GIVEN INSTRUCTION: Give back each entry unchanged, minus pictures.

** BEGIN DATA PROVIDED **

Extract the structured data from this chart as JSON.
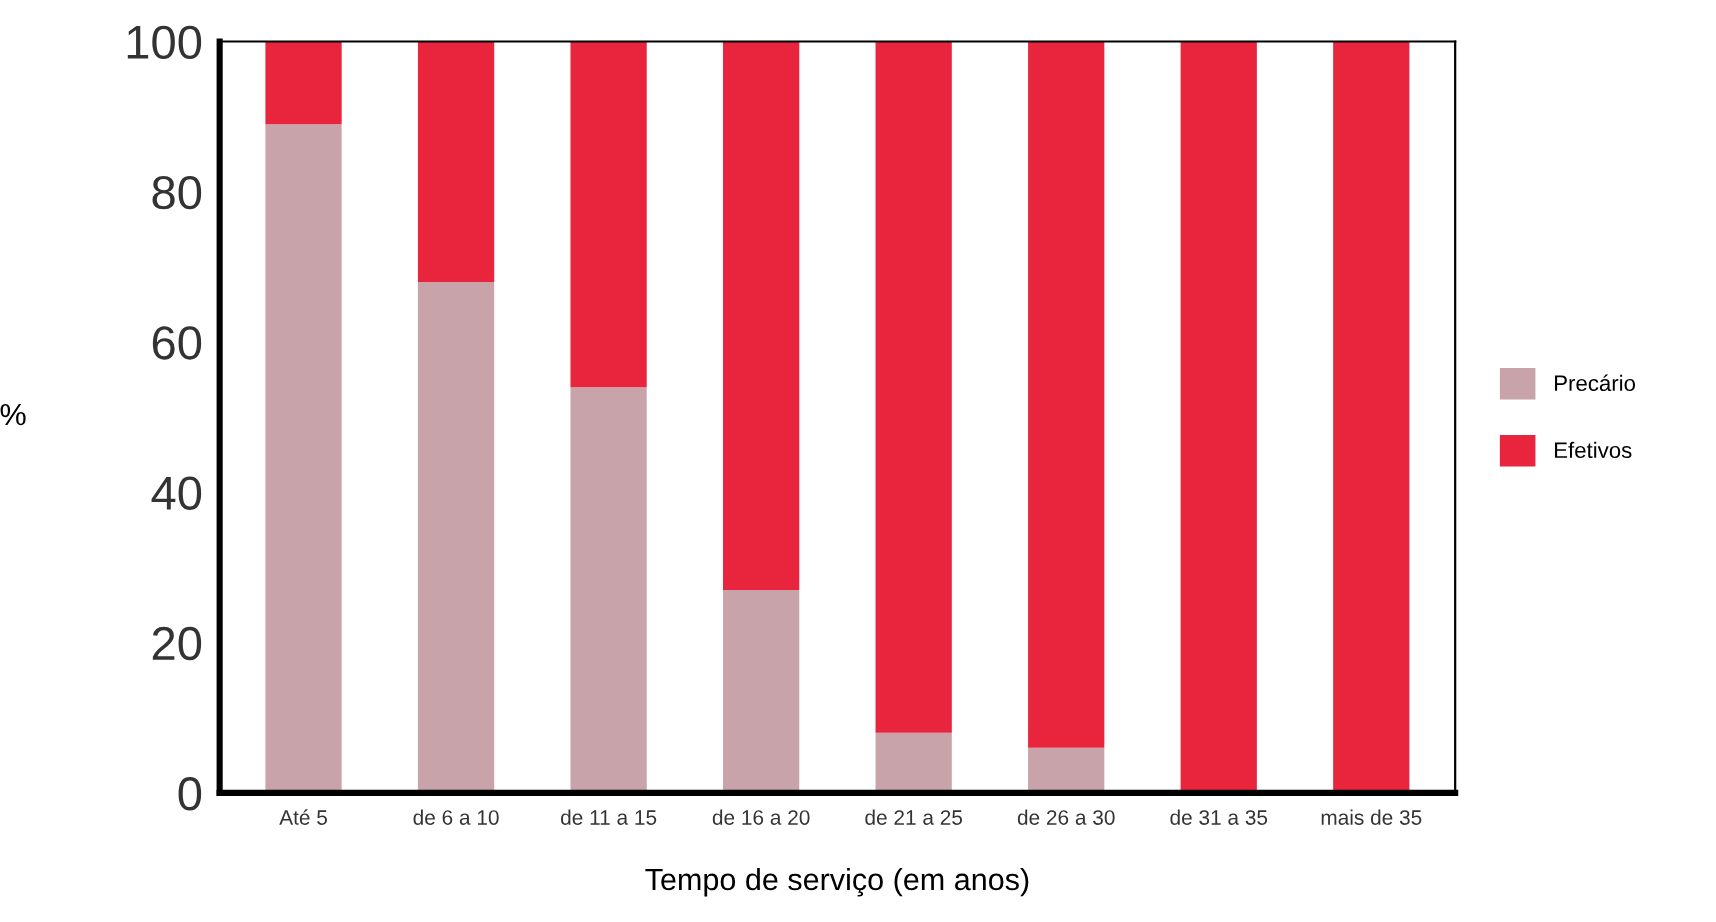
{
  "chart_data": {
    "type": "bar",
    "stacked": true,
    "xlabel": "Tempo de serviço (em anos)",
    "ylabel": "%",
    "categories": [
      "Até 5",
      "de 6 a 10",
      "de 11 a 15",
      "de 16 a 20",
      "de 21 a 25",
      "de 26 a 30",
      "de 31 a 35",
      "mais de 35"
    ],
    "series": [
      {
        "name": "Precário",
        "color": "#c9a3aa",
        "values": [
          89,
          68,
          54,
          27,
          8,
          6,
          0,
          0
        ]
      },
      {
        "name": "Efetivos",
        "color": "#e8253d",
        "values": [
          11,
          32,
          46,
          73,
          92,
          94,
          100,
          100
        ]
      }
    ],
    "ylim": [
      0,
      100
    ],
    "yticks": [
      0,
      20,
      40,
      60,
      80,
      100
    ],
    "grid": false,
    "legend": "right"
  }
}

** END DATA PROVIDED **

EXERCISE ANSWER:
Extract the structured data from this chart as JSON.
{
  "chart_data": {
    "type": "bar",
    "stacked": true,
    "xlabel": "Tempo de serviço (em anos)",
    "ylabel": "%",
    "categories": [
      "Até 5",
      "de 6 a 10",
      "de 11 a 15",
      "de 16 a 20",
      "de 21 a 25",
      "de 26 a 30",
      "de 31 a 35",
      "mais de 35"
    ],
    "series": [
      {
        "name": "Precário",
        "color": "#c9a3aa",
        "values": [
          89,
          68,
          54,
          27,
          8,
          6,
          0,
          0
        ]
      },
      {
        "name": "Efetivos",
        "color": "#e8253d",
        "values": [
          11,
          32,
          46,
          73,
          92,
          94,
          100,
          100
        ]
      }
    ],
    "ylim": [
      0,
      100
    ],
    "yticks": [
      0,
      20,
      40,
      60,
      80,
      100
    ],
    "grid": false,
    "legend": "right"
  }
}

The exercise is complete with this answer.